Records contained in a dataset
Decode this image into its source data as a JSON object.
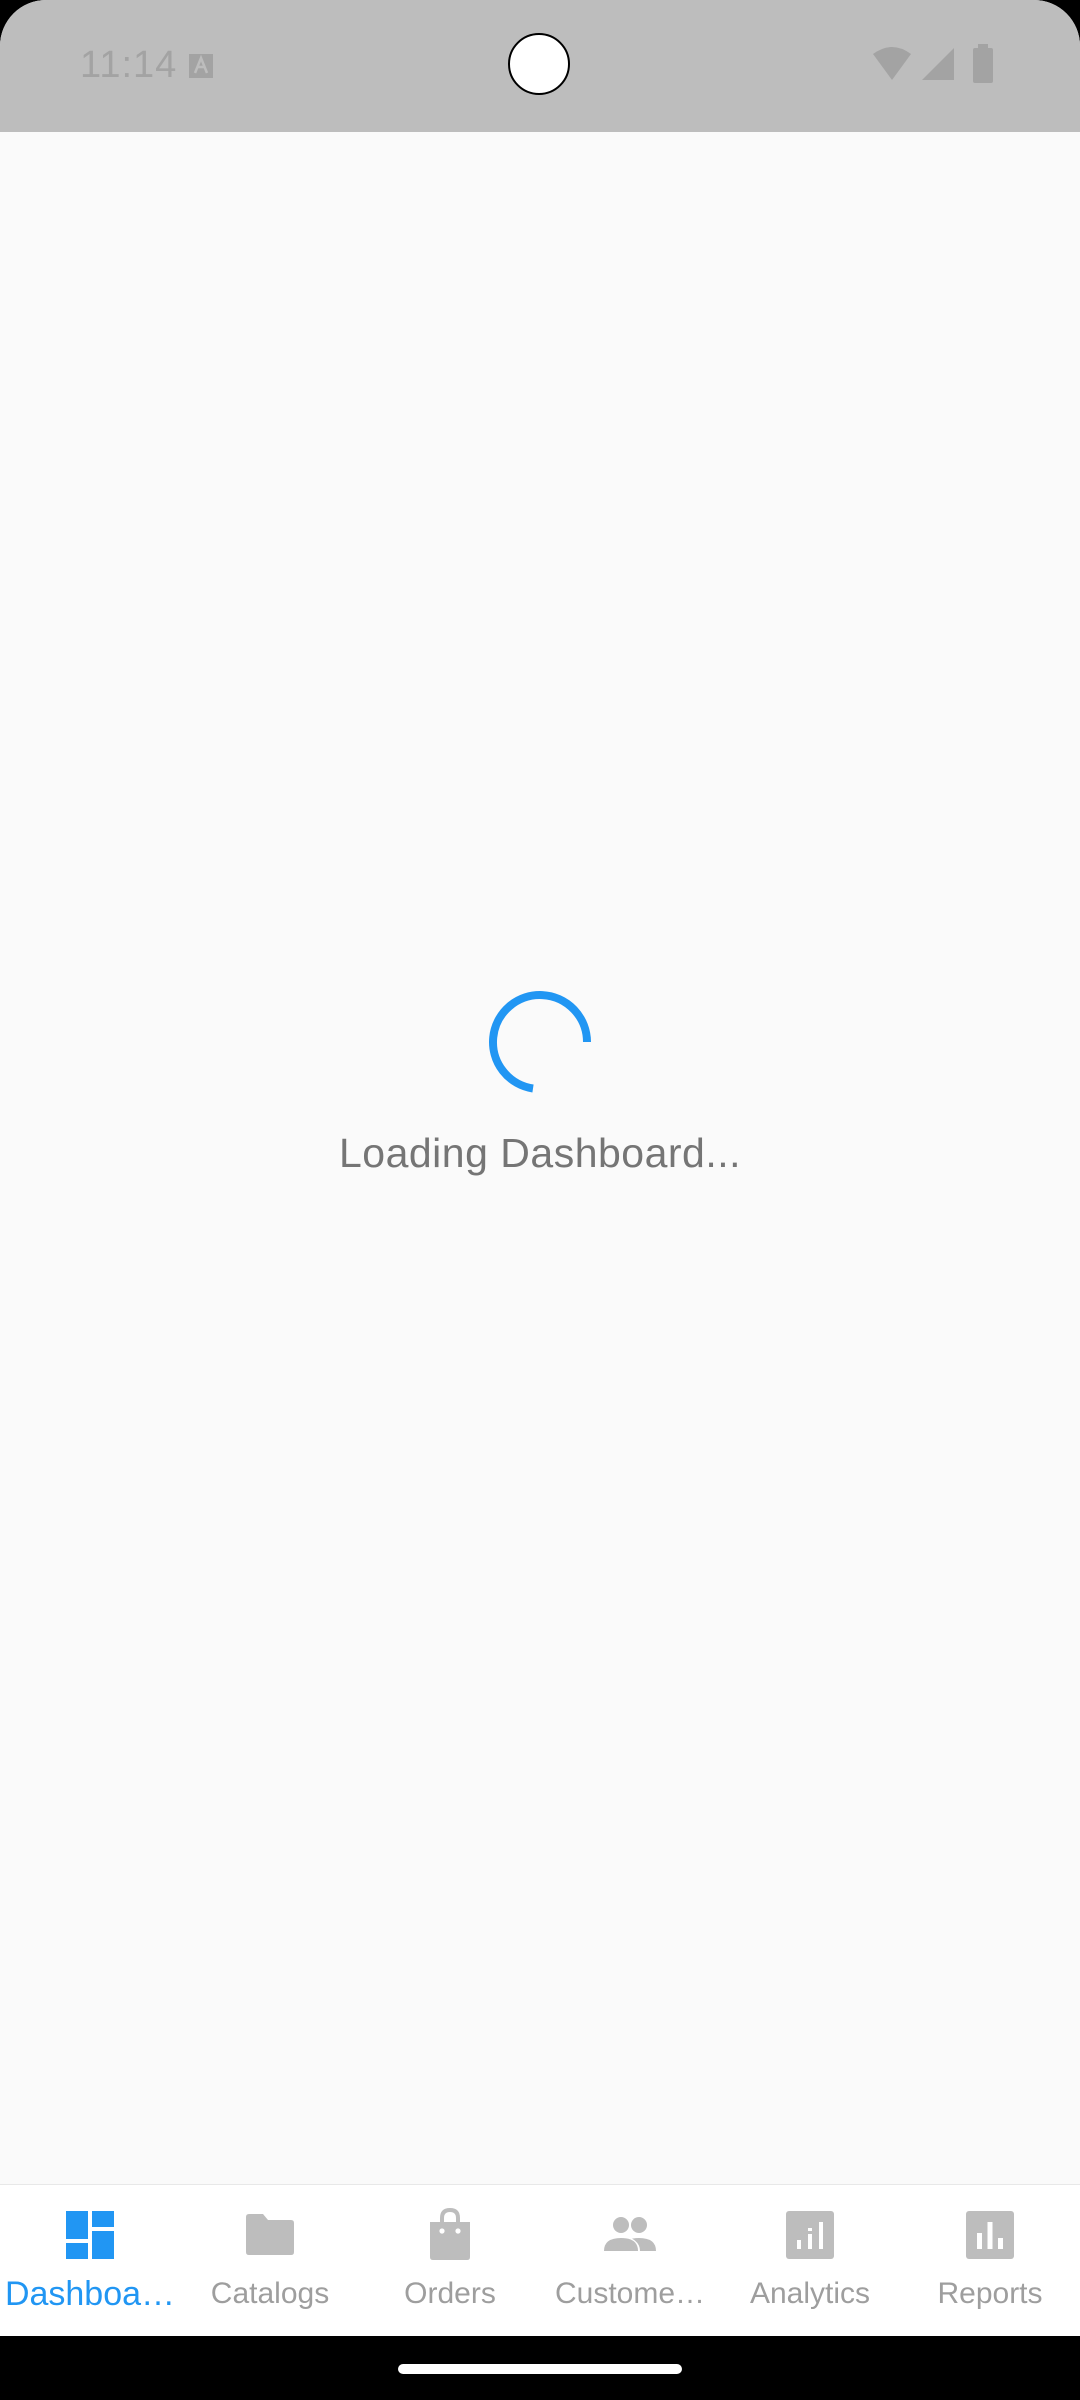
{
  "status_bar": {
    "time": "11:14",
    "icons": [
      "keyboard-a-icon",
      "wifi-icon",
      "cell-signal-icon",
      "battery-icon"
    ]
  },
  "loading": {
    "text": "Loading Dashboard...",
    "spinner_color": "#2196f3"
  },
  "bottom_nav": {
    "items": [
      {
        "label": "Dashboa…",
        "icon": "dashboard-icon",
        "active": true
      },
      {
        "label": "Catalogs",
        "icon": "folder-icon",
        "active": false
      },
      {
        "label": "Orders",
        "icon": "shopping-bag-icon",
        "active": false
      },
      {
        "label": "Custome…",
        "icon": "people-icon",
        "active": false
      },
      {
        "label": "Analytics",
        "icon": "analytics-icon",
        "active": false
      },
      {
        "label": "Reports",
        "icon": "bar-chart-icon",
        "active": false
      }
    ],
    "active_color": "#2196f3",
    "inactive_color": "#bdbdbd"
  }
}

...

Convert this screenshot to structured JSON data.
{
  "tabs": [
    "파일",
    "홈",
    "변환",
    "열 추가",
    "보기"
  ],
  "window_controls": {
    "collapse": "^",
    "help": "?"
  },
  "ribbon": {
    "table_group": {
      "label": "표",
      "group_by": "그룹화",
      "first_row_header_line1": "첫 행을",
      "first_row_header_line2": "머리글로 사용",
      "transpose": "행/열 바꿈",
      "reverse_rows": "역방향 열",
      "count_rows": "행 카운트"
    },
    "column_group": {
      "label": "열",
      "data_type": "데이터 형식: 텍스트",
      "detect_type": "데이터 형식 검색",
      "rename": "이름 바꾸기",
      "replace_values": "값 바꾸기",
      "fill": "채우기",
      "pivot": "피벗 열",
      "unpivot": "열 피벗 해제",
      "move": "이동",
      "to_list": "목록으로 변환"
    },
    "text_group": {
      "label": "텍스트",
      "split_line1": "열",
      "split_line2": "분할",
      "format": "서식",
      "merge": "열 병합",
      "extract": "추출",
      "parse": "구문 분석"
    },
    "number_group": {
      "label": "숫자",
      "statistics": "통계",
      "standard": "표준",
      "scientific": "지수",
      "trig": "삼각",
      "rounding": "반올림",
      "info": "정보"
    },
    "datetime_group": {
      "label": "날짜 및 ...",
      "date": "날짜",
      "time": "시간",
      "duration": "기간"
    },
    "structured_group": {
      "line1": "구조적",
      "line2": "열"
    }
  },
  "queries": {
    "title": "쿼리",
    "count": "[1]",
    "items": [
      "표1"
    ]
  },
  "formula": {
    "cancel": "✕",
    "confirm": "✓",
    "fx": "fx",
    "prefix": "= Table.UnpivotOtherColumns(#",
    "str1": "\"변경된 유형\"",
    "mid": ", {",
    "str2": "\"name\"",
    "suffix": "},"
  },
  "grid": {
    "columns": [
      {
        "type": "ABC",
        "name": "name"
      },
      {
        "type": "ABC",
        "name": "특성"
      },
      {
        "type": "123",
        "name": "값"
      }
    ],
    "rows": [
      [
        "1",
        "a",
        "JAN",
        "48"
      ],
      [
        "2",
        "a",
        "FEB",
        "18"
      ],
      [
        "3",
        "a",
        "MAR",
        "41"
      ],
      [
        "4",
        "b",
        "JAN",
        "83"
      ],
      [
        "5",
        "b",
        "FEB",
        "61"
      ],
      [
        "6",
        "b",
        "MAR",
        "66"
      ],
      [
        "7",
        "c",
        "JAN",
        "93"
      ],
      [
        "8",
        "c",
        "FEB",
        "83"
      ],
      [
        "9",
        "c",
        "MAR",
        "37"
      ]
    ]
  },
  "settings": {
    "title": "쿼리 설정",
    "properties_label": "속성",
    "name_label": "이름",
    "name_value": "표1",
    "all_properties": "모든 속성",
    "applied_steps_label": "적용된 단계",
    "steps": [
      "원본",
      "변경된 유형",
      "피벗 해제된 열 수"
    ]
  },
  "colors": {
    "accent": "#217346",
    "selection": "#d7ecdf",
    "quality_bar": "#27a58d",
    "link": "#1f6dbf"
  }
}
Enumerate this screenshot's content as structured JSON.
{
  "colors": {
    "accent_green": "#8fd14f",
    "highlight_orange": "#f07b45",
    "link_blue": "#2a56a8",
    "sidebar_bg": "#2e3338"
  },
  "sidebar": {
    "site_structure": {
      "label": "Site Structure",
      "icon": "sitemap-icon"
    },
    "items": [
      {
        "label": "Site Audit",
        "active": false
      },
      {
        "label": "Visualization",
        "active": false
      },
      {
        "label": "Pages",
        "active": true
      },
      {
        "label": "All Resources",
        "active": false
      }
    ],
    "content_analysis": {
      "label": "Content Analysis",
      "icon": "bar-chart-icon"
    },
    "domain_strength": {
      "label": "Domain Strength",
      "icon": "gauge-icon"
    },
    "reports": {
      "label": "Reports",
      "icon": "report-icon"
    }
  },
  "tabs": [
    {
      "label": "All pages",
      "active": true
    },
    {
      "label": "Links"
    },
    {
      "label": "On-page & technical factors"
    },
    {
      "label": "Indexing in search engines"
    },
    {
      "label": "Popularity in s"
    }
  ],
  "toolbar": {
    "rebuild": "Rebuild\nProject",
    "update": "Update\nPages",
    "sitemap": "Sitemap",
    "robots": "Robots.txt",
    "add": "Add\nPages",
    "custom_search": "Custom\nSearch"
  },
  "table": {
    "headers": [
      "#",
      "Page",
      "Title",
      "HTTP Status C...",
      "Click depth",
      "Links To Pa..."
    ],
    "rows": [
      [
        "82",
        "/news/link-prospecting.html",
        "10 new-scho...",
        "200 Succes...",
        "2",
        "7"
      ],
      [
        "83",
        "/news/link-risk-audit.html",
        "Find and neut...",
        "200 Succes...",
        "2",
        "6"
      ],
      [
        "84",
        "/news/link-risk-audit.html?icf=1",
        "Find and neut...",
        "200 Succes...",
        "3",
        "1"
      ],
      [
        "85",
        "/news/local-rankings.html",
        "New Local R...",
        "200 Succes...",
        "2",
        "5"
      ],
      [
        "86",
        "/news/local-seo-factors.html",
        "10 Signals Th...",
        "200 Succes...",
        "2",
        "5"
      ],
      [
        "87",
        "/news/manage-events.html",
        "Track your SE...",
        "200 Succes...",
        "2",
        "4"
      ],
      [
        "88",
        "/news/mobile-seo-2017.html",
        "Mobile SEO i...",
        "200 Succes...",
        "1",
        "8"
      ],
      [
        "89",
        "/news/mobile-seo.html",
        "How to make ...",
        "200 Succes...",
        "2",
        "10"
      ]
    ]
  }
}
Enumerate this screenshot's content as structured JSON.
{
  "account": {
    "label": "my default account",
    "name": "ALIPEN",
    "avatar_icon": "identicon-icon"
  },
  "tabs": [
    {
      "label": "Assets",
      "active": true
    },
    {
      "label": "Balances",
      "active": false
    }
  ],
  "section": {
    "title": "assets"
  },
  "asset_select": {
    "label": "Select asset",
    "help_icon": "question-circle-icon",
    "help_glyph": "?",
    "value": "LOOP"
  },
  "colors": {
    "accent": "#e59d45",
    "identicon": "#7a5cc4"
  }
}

WORK TO DO ->
In the listing, find every line with the word "news" and state how many there are, nothing more.

OUTPUT ->
8